_GOAL OF THE EXERCISE:_ Print the listing below in its entirety, character for character.

_EXTRACTED MATERIAL:_

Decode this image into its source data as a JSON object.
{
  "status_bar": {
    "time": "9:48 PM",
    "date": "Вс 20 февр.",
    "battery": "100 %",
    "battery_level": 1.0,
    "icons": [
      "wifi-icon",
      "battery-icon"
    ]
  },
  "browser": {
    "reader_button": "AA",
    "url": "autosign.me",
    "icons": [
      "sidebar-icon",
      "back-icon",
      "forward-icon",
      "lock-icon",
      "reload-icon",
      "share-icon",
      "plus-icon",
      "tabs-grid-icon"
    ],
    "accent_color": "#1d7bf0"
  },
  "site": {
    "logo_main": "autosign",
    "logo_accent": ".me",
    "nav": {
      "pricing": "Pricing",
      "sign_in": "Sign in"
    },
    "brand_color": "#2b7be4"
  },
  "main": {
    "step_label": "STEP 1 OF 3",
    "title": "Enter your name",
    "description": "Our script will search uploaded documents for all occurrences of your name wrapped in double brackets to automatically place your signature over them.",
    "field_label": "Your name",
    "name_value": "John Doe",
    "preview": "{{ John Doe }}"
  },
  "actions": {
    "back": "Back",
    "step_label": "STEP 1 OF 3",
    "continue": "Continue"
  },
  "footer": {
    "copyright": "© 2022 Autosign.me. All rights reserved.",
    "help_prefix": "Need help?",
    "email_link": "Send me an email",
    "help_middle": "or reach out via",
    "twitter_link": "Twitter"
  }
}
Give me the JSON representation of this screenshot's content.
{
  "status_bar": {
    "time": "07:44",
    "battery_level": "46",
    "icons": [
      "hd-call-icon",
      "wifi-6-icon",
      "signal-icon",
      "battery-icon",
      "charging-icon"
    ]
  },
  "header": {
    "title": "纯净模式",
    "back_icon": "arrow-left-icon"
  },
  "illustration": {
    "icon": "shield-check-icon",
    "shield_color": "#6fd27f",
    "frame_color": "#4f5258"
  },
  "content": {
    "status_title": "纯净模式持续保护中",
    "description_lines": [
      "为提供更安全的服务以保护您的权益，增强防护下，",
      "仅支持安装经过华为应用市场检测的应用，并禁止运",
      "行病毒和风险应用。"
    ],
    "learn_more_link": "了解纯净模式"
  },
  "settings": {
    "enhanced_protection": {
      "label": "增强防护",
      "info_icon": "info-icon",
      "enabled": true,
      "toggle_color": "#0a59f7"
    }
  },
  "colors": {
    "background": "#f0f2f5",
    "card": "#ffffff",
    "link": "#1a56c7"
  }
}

_FINAL RESULT:_
Decode this image into its source data as a JSON object.
{
  "status_bar": {
    "time": "9:48 PM",
    "date": "Вс 20 февр.",
    "battery": "100 %",
    "battery_level": 1.0,
    "icons": [
      "wifi-icon",
      "battery-icon"
    ]
  },
  "browser": {
    "reader_button": "AA",
    "url": "autosign.me",
    "icons": [
      "sidebar-icon",
      "back-icon",
      "forward-icon",
      "lock-icon",
      "reload-icon",
      "share-icon",
      "plus-icon",
      "tabs-grid-icon"
    ],
    "accent_color": "#1d7bf0"
  },
  "site": {
    "logo_main": "autosign",
    "logo_accent": ".me",
    "nav": {
      "pricing": "Pricing",
      "sign_in": "Sign in"
    },
    "brand_color": "#2b7be4"
  },
  "main": {
    "step_label": "STEP 1 OF 3",
    "title": "Enter your name",
    "description": "Our script will search uploaded documents for all occurrences of your name wrapped in double brackets to automatically place your signature over them.",
    "field_label": "Your name",
    "name_value": "John Doe",
    "preview": "{{ John Doe }}"
  },
  "actions": {
    "back": "Back",
    "step_label": "STEP 1 OF 3",
    "continue": "Continue"
  },
  "footer": {
    "copyright": "© 2022 Autosign.me. All rights reserved.",
    "help_prefix": "Need help?",
    "email_link": "Send me an email",
    "help_middle": "or reach out via",
    "twitter_link": "Twitter"
  }
}
Give me the JSON representation of this screenshot's content.
{
  "status_bar": {
    "time": "07:44",
    "battery_level": "46",
    "icons": [
      "hd-call-icon",
      "wifi-6-icon",
      "signal-icon",
      "battery-icon",
      "charging-icon"
    ]
  },
  "header": {
    "title": "纯净模式",
    "back_icon": "arrow-left-icon"
  },
  "illustration": {
    "icon": "shield-check-icon",
    "shield_color": "#6fd27f",
    "frame_color": "#4f5258"
  },
  "content": {
    "status_title": "纯净模式持续保护中",
    "description_lines": [
      "为提供更安全的服务以保护您的权益，增强防护下，",
      "仅支持安装经过华为应用市场检测的应用，并禁止运",
      "行病毒和风险应用。"
    ],
    "learn_more_link": "了解纯净模式"
  },
  "settings": {
    "enhanced_protection": {
      "label": "增强防护",
      "info_icon": "info-icon",
      "enabled": true,
      "toggle_color": "#0a59f7"
    }
  },
  "colors": {
    "background": "#f0f2f5",
    "card": "#ffffff",
    "link": "#1a56c7"
  }
}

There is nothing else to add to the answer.